:: DATA SUPPLIED

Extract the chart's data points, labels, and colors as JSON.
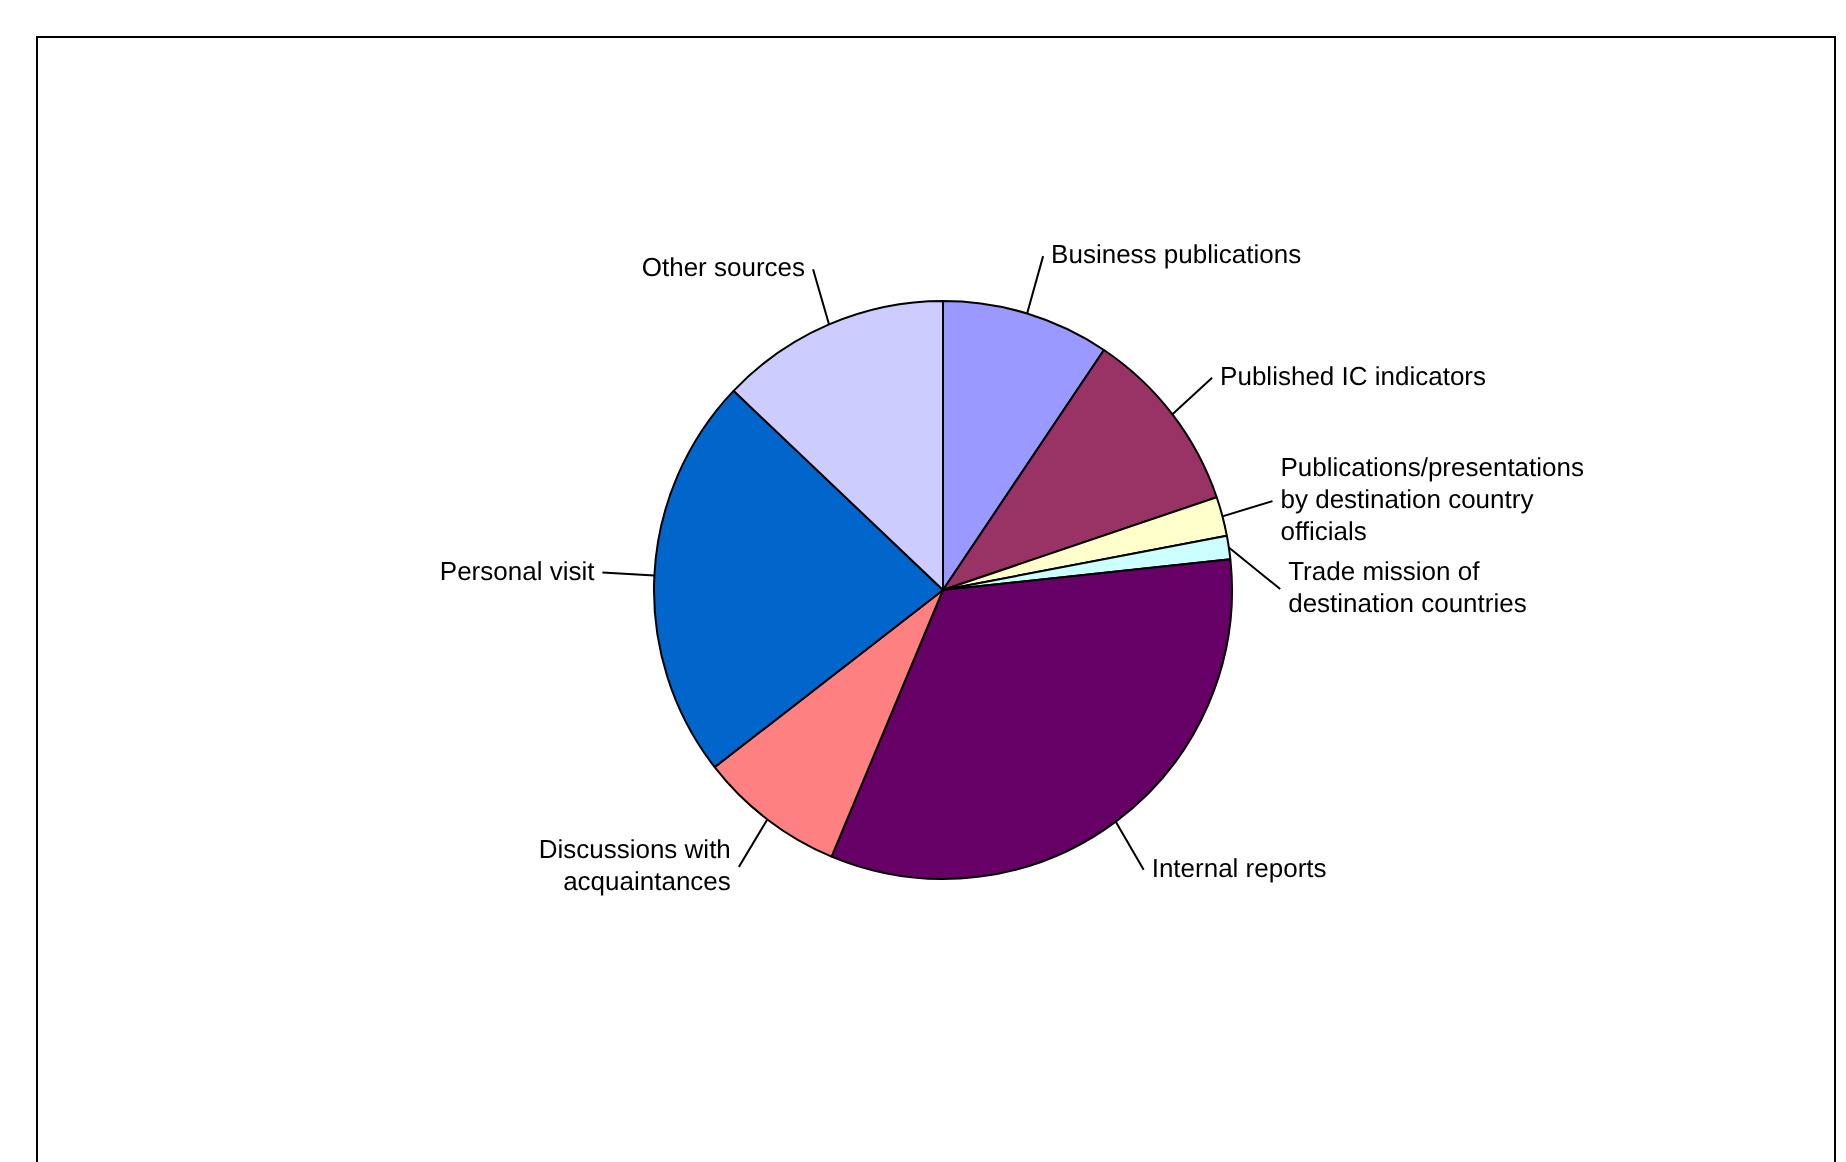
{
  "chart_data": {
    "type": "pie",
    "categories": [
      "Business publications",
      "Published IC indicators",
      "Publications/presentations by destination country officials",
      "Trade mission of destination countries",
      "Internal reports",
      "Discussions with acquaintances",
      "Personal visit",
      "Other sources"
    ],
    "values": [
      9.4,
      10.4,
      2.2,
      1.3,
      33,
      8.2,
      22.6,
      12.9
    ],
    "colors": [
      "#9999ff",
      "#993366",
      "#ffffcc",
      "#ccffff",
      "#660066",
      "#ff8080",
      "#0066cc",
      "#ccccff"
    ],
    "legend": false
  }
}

::::
:: DATA SUPPLIED

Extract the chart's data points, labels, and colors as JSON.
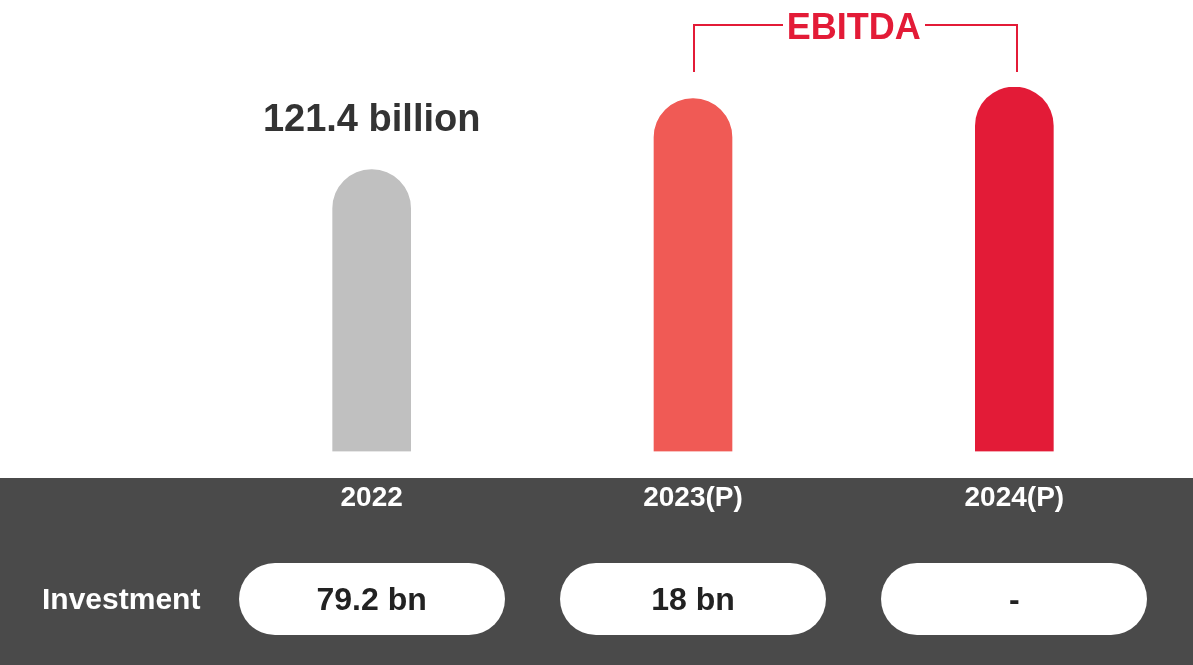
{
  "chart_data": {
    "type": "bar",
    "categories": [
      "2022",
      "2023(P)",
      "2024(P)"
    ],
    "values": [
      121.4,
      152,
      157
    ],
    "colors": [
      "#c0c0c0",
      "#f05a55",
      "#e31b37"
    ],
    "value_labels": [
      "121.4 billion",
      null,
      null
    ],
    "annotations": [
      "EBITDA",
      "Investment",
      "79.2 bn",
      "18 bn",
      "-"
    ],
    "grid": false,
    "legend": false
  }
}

::::
:: DATA SUPPLIED

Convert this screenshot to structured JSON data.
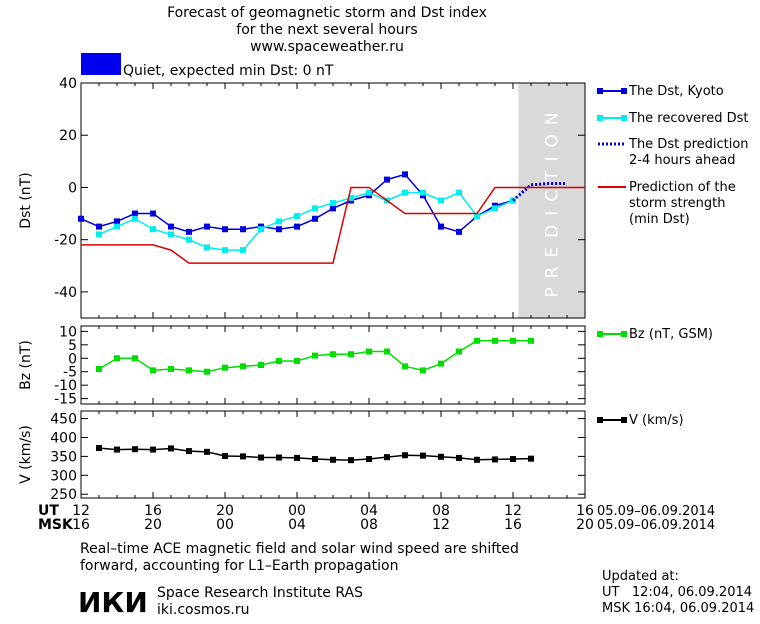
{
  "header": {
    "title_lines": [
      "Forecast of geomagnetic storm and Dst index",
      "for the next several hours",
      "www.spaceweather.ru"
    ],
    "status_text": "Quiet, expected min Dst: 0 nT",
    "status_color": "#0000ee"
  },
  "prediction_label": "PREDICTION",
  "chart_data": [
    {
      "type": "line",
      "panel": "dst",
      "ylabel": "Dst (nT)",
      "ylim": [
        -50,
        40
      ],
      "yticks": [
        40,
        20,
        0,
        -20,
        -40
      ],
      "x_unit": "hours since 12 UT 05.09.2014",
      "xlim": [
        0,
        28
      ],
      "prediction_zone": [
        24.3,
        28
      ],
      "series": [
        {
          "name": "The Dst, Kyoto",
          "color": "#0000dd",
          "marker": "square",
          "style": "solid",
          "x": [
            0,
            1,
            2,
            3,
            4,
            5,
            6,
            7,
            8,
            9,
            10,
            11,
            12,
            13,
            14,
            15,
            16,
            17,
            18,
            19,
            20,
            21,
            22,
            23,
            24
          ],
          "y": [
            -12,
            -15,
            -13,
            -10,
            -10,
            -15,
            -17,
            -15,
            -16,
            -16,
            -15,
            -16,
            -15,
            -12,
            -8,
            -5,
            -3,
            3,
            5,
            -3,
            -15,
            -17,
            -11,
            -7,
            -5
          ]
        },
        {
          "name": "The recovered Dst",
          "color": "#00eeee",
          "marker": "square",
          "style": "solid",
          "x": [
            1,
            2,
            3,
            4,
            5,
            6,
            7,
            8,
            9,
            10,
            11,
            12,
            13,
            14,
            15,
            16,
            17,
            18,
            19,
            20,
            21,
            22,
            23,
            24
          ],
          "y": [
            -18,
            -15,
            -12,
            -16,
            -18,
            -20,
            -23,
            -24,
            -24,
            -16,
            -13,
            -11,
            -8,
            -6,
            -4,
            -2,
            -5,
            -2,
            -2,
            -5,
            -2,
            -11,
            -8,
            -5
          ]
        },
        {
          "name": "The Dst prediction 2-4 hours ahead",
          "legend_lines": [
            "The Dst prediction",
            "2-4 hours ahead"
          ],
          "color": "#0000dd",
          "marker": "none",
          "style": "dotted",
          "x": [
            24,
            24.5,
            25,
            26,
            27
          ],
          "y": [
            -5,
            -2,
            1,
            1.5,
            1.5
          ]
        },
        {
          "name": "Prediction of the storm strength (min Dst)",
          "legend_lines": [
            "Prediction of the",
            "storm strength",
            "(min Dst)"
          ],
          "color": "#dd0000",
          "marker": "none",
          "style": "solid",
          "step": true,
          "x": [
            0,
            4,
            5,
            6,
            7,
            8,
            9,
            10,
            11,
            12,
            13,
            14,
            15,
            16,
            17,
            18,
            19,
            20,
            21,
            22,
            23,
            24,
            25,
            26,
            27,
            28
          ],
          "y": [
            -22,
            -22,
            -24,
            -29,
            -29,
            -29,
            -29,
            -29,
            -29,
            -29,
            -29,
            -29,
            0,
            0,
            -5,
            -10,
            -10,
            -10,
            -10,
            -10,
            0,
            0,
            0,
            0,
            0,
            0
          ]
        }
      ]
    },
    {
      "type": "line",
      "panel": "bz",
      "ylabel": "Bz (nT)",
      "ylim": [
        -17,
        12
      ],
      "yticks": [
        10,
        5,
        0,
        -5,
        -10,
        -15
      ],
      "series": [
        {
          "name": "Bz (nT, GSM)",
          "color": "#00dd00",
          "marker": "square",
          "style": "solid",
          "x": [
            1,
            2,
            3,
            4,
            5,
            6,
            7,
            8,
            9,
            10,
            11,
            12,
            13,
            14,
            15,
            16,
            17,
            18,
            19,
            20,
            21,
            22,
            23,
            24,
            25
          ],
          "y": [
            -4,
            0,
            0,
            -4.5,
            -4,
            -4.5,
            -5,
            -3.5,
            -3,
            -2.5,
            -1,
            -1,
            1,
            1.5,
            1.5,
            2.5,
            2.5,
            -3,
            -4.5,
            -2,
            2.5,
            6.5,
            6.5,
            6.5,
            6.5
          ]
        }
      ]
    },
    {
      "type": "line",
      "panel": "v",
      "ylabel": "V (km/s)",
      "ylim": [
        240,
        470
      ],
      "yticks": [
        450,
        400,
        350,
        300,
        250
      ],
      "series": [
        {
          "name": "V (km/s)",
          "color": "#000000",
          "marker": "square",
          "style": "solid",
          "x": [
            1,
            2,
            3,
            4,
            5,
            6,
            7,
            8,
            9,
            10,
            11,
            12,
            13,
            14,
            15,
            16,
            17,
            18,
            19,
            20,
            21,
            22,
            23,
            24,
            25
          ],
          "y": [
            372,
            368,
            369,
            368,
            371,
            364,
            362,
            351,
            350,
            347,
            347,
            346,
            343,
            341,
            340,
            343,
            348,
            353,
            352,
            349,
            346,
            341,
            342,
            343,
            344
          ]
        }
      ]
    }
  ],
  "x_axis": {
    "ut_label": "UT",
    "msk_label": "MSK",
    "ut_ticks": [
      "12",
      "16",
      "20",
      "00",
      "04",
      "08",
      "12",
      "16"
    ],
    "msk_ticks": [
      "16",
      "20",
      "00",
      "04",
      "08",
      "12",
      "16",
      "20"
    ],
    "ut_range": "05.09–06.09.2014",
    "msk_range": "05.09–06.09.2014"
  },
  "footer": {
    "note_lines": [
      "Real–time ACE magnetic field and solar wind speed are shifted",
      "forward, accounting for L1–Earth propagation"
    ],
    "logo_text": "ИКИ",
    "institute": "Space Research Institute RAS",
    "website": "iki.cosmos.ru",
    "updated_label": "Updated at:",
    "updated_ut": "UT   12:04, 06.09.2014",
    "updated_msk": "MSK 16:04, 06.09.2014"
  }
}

::::

▸ **THE PROBLEM**:
Give back only a number, the number of lines where the string "hours" occurs.

▸ **TASK RESPONSE**:
4